Aim of the exercise => Copy out the lines that have "如图所示" in them.

Recorded data
☆ ☆ ☆ ☆

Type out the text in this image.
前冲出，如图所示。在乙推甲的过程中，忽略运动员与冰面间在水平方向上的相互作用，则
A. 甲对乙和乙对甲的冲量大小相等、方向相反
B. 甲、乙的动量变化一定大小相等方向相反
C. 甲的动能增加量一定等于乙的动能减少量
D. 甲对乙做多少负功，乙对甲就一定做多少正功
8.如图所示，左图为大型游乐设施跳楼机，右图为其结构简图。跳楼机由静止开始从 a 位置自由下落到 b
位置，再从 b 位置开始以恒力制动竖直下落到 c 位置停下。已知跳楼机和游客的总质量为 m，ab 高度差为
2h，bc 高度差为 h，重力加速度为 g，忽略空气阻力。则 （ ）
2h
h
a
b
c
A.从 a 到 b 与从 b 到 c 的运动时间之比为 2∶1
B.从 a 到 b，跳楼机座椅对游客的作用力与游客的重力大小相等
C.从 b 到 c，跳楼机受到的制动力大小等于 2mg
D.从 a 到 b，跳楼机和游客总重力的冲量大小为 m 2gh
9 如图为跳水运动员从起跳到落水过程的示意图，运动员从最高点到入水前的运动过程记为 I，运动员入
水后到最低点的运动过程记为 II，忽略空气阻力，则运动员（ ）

☆ ☆ ☆ ☆

Reply =>
前冲出，如图所示。在乙推甲的过程中，忽略运动员与冰面间在水平方向上的相互作用，则
8.如图所示，左图为大型游乐设施跳楼机，右图为其结构简图。跳楼机由静止开始从 a 位置自由下落到 b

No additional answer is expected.